**EXCERPTED PASSAGE**
━━━━━━━━━━
Notes from Silverdocs 2012, part 3
Wherever one might identify ‘the real America,’ the final days of 2012’s Silverdocs offered glimpses into the landscape of a country united by its division and struggles. Detropia, the latest feature from Heidi Ewing and Rachel Grady—the directorial team behind Jesus Camp and The Boys of Baraka—is an impressionistic portrait of Detroit, illustrating its gradual degradation but also serves as a harbinger for the potential decay of the American city.
As the film travels from the Union hall to the Opera house and everywhere in-between, Detropia’s ambling nature is one of its most refreshing qualities, the lingering shots of industrial decline more powerful than polemics spouted by various unidentified residents. The only growth in an otherwise abandoned city is an influx of young people, many of whom can afford a lifestyle in Detroit—an upscale urban loft is the price of a compact car—that is unsustainable elsewhere. Any attempt at renewal is laudable but watching two artists put a bird on an abandoned factory doesn’t instill much confidence for the future.
━━━━━━━━━━
**RECORDS**

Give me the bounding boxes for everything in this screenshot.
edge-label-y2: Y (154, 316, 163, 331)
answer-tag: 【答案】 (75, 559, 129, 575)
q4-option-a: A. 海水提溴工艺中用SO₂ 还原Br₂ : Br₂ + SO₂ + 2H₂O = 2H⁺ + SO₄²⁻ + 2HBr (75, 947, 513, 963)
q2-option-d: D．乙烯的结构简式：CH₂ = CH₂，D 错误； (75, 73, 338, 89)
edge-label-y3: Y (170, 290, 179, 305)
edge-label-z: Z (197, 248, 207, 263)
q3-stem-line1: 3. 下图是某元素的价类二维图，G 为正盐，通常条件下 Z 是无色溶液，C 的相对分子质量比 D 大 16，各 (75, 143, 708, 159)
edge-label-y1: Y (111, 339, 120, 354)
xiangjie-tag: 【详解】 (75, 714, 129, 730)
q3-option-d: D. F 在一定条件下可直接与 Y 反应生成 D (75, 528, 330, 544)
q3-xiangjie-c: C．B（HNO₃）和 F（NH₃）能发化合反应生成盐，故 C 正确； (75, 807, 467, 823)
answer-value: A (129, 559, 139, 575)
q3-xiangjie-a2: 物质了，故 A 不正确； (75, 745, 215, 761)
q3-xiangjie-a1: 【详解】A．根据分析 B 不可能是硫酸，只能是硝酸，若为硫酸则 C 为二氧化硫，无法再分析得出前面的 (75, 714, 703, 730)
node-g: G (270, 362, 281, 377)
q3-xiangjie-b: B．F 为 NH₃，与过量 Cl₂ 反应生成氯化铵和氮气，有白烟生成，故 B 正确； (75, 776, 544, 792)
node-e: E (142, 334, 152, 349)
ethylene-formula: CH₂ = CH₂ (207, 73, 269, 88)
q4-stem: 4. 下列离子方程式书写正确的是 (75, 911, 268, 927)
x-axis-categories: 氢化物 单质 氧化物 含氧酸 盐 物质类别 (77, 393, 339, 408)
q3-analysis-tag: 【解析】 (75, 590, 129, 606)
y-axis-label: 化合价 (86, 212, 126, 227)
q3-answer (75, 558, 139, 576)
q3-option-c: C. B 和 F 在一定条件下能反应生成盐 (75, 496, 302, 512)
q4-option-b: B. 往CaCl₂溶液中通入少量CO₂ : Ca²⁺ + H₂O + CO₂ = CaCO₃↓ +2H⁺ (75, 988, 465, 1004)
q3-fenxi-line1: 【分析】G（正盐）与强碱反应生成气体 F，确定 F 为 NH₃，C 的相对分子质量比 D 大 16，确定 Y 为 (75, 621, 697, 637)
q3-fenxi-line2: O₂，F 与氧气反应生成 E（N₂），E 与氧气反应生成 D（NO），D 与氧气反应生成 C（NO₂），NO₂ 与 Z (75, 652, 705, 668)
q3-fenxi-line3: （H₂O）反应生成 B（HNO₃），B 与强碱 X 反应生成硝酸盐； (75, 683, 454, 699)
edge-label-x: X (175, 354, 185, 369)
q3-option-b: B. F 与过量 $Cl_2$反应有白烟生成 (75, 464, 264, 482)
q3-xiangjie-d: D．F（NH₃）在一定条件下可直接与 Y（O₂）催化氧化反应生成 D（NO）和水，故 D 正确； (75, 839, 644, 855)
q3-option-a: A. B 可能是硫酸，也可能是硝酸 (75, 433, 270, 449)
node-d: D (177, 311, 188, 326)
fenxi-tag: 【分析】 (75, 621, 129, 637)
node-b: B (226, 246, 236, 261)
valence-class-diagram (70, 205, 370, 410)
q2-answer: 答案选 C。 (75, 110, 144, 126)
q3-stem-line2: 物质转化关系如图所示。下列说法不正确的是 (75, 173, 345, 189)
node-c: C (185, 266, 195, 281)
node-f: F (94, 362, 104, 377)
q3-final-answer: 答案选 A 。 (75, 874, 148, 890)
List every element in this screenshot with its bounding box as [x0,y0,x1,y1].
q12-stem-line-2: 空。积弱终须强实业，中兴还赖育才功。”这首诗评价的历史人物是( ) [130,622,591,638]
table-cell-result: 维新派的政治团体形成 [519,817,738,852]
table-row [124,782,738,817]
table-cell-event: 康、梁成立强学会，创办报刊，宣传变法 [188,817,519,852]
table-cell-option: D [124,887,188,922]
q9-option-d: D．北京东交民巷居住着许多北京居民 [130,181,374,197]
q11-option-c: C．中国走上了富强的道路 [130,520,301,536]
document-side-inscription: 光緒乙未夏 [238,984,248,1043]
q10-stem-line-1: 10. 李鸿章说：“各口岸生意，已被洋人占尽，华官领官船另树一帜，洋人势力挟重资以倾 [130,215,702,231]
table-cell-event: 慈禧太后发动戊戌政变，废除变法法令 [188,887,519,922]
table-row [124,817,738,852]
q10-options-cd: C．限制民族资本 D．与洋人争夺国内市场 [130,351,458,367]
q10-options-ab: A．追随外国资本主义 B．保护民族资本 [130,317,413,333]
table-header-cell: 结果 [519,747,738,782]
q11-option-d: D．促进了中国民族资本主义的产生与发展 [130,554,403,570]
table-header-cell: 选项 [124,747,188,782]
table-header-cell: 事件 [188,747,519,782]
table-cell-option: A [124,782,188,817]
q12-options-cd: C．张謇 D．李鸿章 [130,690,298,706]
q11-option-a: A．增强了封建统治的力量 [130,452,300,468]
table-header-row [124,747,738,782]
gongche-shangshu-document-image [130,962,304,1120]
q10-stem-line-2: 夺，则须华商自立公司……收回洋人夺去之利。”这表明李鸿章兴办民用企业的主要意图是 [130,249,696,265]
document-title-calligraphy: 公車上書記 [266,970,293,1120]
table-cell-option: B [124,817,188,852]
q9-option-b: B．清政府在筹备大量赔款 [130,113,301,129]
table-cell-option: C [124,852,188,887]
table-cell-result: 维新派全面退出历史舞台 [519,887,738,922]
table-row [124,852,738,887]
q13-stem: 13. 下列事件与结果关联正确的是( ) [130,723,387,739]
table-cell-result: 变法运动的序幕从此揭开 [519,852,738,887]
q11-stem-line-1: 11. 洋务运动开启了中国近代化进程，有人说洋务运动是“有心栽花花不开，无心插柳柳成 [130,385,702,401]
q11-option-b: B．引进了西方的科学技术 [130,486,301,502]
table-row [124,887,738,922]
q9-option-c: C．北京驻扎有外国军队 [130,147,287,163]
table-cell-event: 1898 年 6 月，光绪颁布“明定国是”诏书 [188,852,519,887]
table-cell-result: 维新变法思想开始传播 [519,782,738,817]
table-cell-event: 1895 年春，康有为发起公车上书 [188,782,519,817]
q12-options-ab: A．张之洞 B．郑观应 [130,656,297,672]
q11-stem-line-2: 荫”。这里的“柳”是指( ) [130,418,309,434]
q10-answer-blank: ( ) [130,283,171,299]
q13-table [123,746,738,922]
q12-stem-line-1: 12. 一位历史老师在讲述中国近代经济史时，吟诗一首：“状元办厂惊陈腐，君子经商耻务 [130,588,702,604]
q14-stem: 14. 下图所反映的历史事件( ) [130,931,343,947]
━━━━━━━━━━
**WORK TO COMPLETE**
A – From the Silverdocs notes, copy the passage that begins at the words "As the film" and stops after "for the future.".
B – According to the Silverdocs notes, who directed Detropia?

**WRITTEN ANSWERS**
A –
As the film travels from the Union hall to the Opera house and everywhere in-between, Detropia’s ambling nature is one of its most refreshing qualities, the lingering shots of industrial decline more powerful than polemics spouted by various unidentified residents. The only growth in an otherwise abandoned city is an influx of young people, many of whom can afford a lifestyle in Detroit—an upscale urban loft is the price of a compact car—that is unsustainable elsewhere. Any attempt at renewal is laudable but watching two artists put a bird on an abandoned factory doesn’t instill much confidence for the future.

B – Heidi Ewing and Rachel Grady